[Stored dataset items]

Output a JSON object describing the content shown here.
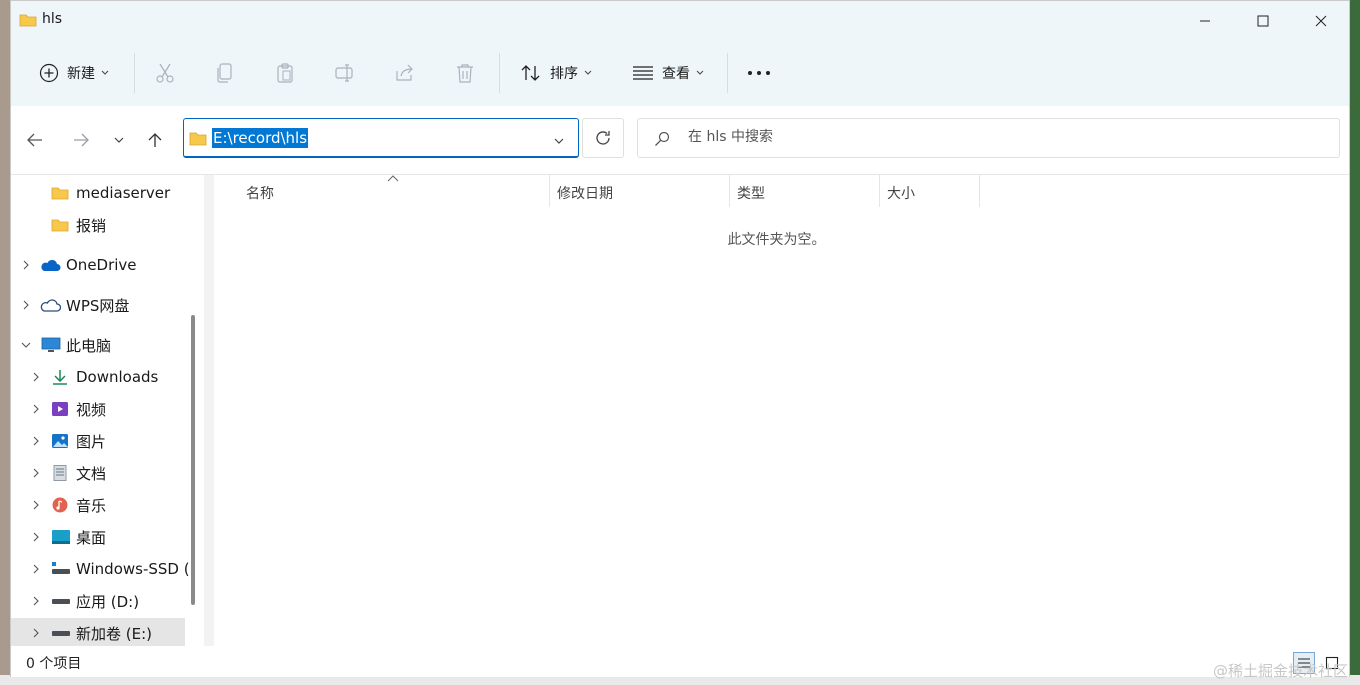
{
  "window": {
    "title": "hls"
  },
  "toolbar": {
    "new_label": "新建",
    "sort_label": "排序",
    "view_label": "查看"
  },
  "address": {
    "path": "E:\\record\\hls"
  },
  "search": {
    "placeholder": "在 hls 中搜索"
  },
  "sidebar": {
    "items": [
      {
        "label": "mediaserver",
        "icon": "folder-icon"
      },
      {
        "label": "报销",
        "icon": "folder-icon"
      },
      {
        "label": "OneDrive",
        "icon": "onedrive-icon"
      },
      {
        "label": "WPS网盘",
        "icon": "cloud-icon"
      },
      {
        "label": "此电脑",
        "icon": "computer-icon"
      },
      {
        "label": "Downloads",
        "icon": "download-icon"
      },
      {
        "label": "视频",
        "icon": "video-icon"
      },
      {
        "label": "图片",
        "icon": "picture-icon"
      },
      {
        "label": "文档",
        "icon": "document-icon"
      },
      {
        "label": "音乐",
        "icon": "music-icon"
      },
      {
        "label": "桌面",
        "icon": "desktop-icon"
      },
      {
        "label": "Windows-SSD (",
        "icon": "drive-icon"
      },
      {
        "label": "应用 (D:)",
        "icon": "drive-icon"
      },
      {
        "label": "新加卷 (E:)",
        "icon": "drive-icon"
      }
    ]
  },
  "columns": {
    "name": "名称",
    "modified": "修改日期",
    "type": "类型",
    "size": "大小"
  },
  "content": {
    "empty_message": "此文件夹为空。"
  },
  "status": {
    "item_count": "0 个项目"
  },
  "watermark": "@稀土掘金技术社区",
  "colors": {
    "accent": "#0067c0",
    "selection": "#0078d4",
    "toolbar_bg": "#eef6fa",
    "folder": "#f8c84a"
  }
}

==

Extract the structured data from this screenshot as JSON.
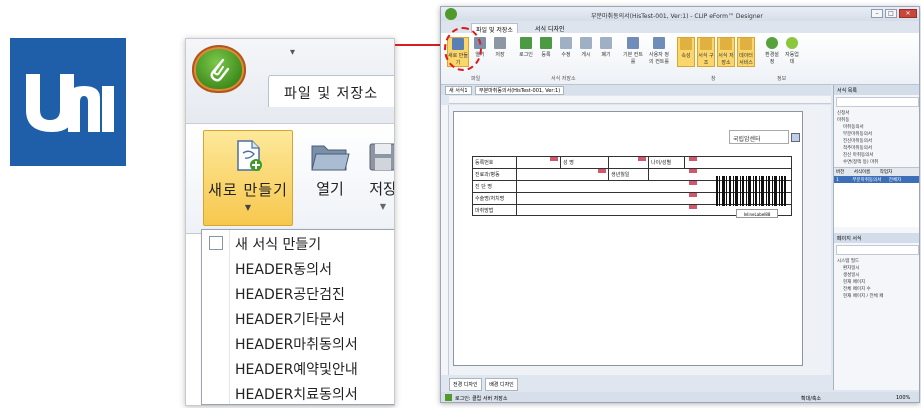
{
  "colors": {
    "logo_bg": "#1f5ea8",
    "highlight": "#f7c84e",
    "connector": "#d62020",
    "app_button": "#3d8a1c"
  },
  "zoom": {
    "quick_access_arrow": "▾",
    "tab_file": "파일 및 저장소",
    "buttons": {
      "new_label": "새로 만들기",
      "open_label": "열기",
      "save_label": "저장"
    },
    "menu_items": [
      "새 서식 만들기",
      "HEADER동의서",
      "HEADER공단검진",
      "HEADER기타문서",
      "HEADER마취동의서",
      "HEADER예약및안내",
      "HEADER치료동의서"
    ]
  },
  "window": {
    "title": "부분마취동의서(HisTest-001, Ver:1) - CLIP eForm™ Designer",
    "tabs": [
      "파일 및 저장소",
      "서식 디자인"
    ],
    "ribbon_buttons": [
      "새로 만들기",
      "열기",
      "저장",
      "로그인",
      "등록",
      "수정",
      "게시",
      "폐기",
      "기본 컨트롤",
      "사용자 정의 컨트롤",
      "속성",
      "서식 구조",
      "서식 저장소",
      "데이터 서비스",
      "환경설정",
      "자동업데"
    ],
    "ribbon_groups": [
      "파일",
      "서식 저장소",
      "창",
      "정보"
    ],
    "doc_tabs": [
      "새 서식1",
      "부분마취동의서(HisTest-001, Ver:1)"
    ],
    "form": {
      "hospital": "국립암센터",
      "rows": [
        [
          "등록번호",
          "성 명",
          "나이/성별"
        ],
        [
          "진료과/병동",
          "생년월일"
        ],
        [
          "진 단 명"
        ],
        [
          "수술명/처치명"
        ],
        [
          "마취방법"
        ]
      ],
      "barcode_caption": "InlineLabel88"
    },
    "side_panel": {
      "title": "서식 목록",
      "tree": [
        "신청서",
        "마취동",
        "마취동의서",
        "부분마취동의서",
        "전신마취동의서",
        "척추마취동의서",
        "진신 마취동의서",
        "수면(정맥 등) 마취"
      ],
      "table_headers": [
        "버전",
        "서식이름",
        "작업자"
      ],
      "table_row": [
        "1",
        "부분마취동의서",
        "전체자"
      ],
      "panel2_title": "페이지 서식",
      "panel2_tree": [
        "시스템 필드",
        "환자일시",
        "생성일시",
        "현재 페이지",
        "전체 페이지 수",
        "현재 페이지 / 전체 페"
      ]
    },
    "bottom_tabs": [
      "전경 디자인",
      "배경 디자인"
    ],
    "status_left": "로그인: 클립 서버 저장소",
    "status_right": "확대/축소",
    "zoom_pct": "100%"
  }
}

**WHAT NEEDS TO BE DONE**: Return each line of the listing that holds the string "content".

**WRITTEN ANSWER**:
Output a JSON object describing the content shown here.
  "content": {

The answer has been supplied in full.